### [DATA EXTRACT]
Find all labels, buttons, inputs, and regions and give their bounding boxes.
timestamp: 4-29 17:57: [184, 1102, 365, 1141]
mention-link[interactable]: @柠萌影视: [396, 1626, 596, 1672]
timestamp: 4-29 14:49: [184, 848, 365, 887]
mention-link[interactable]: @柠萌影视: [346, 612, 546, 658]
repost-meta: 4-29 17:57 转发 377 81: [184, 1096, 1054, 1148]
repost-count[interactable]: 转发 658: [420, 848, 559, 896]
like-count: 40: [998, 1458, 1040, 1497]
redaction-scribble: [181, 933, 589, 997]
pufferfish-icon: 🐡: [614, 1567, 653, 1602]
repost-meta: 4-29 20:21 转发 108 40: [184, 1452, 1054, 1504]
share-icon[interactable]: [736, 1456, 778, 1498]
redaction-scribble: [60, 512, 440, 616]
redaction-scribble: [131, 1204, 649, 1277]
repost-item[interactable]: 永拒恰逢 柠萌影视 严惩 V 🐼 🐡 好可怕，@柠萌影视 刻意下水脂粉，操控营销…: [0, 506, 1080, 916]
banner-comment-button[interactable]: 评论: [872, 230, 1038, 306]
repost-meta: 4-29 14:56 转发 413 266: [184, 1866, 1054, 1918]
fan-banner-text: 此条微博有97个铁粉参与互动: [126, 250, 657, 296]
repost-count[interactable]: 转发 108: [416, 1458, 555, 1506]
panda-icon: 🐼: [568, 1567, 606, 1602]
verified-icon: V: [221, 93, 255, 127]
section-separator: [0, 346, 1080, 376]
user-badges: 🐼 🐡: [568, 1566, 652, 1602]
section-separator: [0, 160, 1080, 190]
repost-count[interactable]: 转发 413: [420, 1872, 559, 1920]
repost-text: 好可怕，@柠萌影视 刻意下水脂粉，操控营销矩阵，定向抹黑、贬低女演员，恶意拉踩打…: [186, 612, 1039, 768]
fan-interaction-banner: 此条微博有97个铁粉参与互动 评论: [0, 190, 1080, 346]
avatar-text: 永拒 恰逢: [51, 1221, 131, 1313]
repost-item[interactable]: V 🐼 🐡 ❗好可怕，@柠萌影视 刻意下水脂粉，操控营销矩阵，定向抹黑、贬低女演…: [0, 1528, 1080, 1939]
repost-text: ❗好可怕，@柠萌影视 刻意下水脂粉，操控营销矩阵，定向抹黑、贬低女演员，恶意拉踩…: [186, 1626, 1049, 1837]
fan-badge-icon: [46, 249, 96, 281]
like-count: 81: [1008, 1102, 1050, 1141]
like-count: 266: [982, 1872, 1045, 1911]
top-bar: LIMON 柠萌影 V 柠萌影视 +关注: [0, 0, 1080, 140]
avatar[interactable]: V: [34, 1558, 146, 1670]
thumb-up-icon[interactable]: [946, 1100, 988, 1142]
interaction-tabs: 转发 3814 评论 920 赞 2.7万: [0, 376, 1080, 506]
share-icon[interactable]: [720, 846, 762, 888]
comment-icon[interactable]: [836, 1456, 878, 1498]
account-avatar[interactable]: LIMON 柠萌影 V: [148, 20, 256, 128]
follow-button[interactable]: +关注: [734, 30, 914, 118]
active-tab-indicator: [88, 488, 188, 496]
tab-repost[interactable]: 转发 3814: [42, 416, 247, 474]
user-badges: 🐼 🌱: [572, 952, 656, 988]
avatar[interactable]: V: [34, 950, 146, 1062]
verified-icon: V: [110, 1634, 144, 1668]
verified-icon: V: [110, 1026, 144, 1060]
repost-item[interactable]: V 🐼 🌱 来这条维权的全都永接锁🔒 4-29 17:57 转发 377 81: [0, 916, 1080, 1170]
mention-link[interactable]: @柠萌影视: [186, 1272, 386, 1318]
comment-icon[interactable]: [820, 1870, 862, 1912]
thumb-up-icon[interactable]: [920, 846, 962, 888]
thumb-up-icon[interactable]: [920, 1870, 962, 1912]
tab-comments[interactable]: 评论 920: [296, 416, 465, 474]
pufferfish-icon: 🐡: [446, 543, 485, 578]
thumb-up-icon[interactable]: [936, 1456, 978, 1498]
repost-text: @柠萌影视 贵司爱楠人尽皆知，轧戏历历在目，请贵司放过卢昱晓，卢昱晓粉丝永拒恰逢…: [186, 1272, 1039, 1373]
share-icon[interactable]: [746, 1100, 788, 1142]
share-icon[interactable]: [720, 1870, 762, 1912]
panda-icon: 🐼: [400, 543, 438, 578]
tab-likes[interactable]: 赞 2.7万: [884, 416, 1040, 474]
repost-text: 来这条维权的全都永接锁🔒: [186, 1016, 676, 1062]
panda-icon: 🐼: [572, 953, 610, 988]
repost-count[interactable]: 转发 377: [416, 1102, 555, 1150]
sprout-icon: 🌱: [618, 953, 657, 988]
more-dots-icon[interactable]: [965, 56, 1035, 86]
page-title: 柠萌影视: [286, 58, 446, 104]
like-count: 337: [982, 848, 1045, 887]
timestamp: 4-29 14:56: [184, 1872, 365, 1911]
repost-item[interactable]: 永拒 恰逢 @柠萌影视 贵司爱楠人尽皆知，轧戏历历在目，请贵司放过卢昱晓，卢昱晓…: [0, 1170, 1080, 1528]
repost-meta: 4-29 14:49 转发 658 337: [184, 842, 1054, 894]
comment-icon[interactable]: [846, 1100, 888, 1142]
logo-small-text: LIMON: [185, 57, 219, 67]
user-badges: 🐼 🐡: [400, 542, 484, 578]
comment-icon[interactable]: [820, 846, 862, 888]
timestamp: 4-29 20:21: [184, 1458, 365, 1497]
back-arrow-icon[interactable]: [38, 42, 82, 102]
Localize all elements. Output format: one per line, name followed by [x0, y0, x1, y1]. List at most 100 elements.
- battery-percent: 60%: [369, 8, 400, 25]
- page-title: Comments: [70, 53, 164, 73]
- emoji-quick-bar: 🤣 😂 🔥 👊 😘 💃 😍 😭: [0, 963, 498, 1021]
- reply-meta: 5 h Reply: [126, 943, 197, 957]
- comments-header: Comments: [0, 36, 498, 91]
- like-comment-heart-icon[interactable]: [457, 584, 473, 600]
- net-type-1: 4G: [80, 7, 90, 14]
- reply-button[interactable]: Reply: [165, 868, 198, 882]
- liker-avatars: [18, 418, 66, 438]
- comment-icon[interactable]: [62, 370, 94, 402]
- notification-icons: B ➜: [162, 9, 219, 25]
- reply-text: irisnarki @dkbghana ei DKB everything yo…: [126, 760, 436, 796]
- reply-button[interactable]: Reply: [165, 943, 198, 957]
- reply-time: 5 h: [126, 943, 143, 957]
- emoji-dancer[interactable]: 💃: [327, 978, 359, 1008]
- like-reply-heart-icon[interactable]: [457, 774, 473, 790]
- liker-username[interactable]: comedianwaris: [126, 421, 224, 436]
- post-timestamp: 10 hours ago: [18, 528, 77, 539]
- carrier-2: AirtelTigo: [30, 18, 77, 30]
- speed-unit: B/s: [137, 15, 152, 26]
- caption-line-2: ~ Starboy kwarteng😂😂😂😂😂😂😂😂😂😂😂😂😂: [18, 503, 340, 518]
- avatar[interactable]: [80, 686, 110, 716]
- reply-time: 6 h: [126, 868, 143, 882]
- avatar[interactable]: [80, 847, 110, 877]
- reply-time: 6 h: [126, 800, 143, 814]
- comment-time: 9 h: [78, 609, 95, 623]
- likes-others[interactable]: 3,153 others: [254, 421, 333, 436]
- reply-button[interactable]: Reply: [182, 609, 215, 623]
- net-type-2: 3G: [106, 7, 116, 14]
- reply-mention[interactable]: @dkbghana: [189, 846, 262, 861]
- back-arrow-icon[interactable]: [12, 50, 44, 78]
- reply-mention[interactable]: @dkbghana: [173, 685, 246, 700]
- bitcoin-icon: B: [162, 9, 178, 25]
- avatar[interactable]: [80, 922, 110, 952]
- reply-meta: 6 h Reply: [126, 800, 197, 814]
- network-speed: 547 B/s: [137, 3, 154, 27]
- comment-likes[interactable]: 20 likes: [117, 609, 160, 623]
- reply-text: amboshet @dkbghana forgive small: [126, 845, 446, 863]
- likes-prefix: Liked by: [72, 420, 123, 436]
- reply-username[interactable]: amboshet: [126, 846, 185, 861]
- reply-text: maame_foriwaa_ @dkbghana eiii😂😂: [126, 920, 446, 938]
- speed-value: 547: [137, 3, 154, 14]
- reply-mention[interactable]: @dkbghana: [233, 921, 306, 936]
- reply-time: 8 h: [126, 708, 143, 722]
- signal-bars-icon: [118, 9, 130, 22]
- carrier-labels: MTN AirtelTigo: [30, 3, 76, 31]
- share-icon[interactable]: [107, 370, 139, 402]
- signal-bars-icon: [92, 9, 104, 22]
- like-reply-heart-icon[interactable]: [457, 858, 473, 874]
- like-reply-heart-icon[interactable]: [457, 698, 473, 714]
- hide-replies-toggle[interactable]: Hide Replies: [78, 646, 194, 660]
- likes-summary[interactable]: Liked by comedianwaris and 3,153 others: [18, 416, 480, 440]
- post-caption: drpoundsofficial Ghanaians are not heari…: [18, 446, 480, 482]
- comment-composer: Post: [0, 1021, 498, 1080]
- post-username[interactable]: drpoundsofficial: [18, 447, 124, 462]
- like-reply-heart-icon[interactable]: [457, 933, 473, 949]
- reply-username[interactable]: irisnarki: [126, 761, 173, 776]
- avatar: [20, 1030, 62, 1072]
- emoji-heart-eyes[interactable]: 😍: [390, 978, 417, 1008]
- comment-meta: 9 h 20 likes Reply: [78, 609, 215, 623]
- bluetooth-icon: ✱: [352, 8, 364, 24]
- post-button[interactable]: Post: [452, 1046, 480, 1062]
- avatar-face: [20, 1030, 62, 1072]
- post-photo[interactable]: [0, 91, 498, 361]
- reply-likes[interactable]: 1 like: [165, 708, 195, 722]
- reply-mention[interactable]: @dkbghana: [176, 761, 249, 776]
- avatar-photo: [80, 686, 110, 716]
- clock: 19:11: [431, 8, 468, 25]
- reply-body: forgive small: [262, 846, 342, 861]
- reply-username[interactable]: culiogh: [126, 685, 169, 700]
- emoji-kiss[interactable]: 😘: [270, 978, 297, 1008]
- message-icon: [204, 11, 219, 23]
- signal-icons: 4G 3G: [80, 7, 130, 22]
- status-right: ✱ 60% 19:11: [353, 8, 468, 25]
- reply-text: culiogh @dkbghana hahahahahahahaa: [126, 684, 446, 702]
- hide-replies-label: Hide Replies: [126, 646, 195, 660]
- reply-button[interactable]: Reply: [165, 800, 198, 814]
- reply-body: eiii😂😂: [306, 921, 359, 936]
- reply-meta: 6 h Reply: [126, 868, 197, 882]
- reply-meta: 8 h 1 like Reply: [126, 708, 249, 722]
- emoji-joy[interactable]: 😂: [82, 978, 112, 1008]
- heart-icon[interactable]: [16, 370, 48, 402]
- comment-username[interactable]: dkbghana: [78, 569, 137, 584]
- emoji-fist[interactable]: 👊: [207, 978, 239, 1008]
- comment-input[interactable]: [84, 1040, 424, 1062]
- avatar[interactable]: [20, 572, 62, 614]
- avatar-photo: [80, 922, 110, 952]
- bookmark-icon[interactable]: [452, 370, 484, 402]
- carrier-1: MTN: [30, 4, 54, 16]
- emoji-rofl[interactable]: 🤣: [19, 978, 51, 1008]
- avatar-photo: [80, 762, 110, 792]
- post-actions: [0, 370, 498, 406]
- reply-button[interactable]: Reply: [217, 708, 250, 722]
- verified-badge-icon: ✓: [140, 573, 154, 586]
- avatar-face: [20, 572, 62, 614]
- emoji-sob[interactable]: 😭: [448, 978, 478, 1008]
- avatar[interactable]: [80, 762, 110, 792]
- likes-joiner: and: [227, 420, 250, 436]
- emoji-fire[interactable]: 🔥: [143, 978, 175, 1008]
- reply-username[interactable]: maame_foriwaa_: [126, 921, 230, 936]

### [EXERCISE BRIEF]
Render the entries from the start through the line containing "repost-meta: 4-29 14:56", both ends included, as a Markdown table with the columns "Row" and "Line", omitting any blank lines.

### [FULL SOLUTION]
| Row | Line |
|---|---|
| 1 | Find all labels, buttons, inputs, and regions and give their bounding boxes. |
| 2 | timestamp: 4-29 17:57: [184, 1102, 365, 1141] |
| 3 | mention-link[interactable]: @柠萌影视: [396, 1626, 596, 1672] |
| 4 | timestamp: 4-29 14:49: [184, 848, 365, 887] |
| 5 | mention-link[interactable]: @柠萌影视: [346, 612, 546, 658] |
| 6 | repost-meta: 4-29 17:57 转发 377 81: [184, 1096, 1054, 1148] |
| 7 | repost-count[interactable]: 转发 658: [420, 848, 559, 896] |
| 8 | like-count: 40: [998, 1458, 1040, 1497] |
| 9 | redaction-scribble: [181, 933, 589, 997] |
| 10 | pufferfish-icon: 🐡: [614, 1567, 653, 1602] |
| 11 | repost-meta: 4-29 20:21 转发 108 40: [184, 1452, 1054, 1504] |
| 12 | share-icon[interactable]: [736, 1456, 778, 1498] |
| 13 | redaction-scribble: [60, 512, 440, 616] |
| 14 | redaction-scribble: [131, 1204, 649, 1277] |
| 15 | repost-item[interactable]: 永拒恰逢 柠萌影视 严惩 V 🐼 🐡 好可怕，@柠萌影视 刻意下水脂粉，操控营销…: [0, 506, 1080, 916] |
| 16 | banner-comment-button[interactable]: 评论: [872, 230, 1038, 306] |
| 17 | repost-meta: 4-29 14:56 转发 413 266: [184, 1866, 1054, 1918] |